### STATED TASK
Retype everything in the listing, leaving each line exactly as it is.

### MATERIAL FOR THIS TASK
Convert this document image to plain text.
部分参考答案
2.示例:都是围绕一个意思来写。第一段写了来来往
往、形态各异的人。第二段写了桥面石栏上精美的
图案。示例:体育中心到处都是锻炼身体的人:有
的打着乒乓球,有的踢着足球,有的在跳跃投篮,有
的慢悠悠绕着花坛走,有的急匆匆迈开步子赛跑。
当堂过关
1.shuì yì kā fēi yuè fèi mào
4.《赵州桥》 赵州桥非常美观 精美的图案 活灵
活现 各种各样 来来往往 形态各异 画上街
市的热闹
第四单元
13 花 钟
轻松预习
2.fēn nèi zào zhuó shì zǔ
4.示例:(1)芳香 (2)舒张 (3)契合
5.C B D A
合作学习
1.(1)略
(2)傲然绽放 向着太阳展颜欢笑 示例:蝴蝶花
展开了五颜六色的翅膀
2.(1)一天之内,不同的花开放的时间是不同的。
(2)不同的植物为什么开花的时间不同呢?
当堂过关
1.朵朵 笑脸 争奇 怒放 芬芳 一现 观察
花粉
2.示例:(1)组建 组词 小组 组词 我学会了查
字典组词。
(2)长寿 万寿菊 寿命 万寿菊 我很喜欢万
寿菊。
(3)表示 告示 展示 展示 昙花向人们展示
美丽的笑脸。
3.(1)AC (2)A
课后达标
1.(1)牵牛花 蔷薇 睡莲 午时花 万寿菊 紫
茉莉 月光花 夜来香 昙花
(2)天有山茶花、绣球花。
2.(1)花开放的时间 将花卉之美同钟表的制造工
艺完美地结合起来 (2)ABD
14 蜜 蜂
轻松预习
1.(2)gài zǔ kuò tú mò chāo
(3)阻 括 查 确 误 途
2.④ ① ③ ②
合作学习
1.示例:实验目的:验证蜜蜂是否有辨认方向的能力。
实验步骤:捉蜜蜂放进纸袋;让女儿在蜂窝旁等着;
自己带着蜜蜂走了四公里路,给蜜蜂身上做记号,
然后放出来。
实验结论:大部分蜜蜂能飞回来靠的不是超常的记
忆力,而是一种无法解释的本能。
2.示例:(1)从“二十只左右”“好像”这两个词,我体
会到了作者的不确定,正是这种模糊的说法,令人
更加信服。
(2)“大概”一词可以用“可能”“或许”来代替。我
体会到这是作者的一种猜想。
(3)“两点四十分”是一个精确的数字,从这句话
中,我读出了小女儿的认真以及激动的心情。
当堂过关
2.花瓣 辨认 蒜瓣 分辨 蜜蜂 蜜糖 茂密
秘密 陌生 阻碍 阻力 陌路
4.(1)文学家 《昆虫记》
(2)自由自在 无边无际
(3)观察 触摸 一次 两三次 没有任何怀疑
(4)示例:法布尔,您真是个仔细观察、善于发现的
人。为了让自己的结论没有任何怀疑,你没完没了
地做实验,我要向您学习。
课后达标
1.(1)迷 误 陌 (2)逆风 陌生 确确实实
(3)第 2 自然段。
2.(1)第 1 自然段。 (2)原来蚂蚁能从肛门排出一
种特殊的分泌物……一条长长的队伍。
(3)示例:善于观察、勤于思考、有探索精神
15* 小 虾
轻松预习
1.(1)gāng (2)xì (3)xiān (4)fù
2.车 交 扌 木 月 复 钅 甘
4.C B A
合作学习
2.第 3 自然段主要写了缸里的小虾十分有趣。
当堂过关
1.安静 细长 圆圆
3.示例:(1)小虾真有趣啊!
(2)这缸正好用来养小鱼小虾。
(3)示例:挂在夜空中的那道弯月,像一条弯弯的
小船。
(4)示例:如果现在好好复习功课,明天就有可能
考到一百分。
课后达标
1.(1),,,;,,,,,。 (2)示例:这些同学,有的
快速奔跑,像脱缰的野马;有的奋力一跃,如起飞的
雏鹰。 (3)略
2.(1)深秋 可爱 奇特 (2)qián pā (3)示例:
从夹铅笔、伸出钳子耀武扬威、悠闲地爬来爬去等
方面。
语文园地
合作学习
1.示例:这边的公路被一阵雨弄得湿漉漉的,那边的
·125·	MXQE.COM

### RESULT FOR THIS TASK
Convert this document image to plain text.
部分参考答案
2.示例:都是围绕一个意思来写。第一段写了来来往
往、形态各异的人。第二段写了桥面石栏上精美的
图案。示例:体育中心到处都是锻炼身体的人:有
的打着乒乓球,有的踢着足球,有的在跳跃投篮,有
的慢悠悠绕着花坛走,有的急匆匆迈开步子赛跑。
当堂过关
1.shuì yì kā fēi yuè fèi mào
4.《赵州桥》 赵州桥非常美观 精美的图案 活灵
活现 各种各样 来来往往 形态各异 画上街
市的热闹
第四单元
13 花 钟
轻松预习
2.fēn nèi zào zhuó shì zǔ
4.示例:(1)芳香 (2)舒张 (3)契合
5.C B D A
合作学习
1.(1)略
(2)傲然绽放 向着太阳展颜欢笑 示例:蝴蝶花
展开了五颜六色的翅膀
2.(1)一天之内,不同的花开放的时间是不同的。
(2)不同的植物为什么开花的时间不同呢?
当堂过关
1.朵朵 笑脸 争奇 怒放 芬芳 一现 观察
花粉
2.示例:(1)组建 组词 小组 组词 我学会了查
字典组词。
(2)长寿 万寿菊 寿命 万寿菊 我很喜欢万
寿菊。
(3)表示 告示 展示 展示 昙花向人们展示
美丽的笑脸。
3.(1)AC (2)A
课后达标
1.(1)牵牛花 蔷薇 睡莲 午时花 万寿菊 紫
茉莉 月光花 夜来香 昙花
(2)天有山茶花、绣球花。
2.(1)花开放的时间 将花卉之美同钟表的制造工
艺完美地结合起来 (2)ABD
14 蜜 蜂
轻松预习
1.(2)gài zǔ kuò tú mò chāo
(3)阻 括 查 确 误 途
2.④ ① ③ ②
合作学习
1.示例:实验目的:验证蜜蜂是否有辨认方向的能力。
实验步骤:捉蜜蜂放进纸袋;让女儿在蜂窝旁等着;
自己带着蜜蜂走了四公里路,给蜜蜂身上做记号,
然后放出来。
实验结论:大部分蜜蜂能飞回来靠的不是超常的记
忆力,而是一种无法解释的本能。
2.示例:(1)从“二十只左右”“好像”这两个词,我体
会到了作者的不确定,正是这种模糊的说法,令人
更加信服。
(2)“大概”一词可以用“可能”“或许”来代替。我
体会到这是作者的一种猜想。
(3)“两点四十分”是一个精确的数字,从这句话
中,我读出了小女儿的认真以及激动的心情。
当堂过关
2.花瓣 辨认 蒜瓣 分辨 蜜蜂 蜜糖 茂密
秘密 陌生 阻碍 阻力 陌路
4.(1)文学家 《昆虫记》
(2)自由自在 无边无际
(3)观察 触摸 一次 两三次 没有任何怀疑
(4)示例:法布尔,您真是个仔细观察、善于发现的
人。为了让自己的结论没有任何怀疑,你没完没了
地做实验,我要向您学习。
课后达标
1.(1)迷 误 陌 (2)逆风 陌生 确确实实
(3)第 2 自然段。
2.(1)第 1 自然段。 (2)原来蚂蚁能从肛门排出一
种特殊的分泌物……一条长长的队伍。
(3)示例:善于观察、勤于思考、有探索精神
15* 小 虾
轻松预习
1.(1)gāng (2)xì (3)xiān (4)fù
2.车 交 扌 木 月 复 钅 甘
4.C B A
合作学习
2.第 3 自然段主要写了缸里的小虾十分有趣。
当堂过关
1.安静 细长 圆圆
3.示例:(1)小虾真有趣啊!
(2)这缸正好用来养小鱼小虾。
(3)示例:挂在夜空中的那道弯月,像一条弯弯的
小船。
(4)示例:如果现在好好复习功课,明天就有可能
考到一百分。
课后达标
1.(1),,,;,,,,,。 (2)示例:这些同学,有的
快速奔跑,像脱缰的野马;有的奋力一跃,如起飞的
雏鹰。 (3)略
2.(1)深秋 可爱 奇特 (2)qián pā (3)示例:
从夹铅笔、伸出钳子耀武扬威、悠闲地爬来爬去等
方面。
语文园地
合作学习
1.示例:这边的公路被一阵雨弄得湿漉漉的,那边的
·125·	MXQE.COM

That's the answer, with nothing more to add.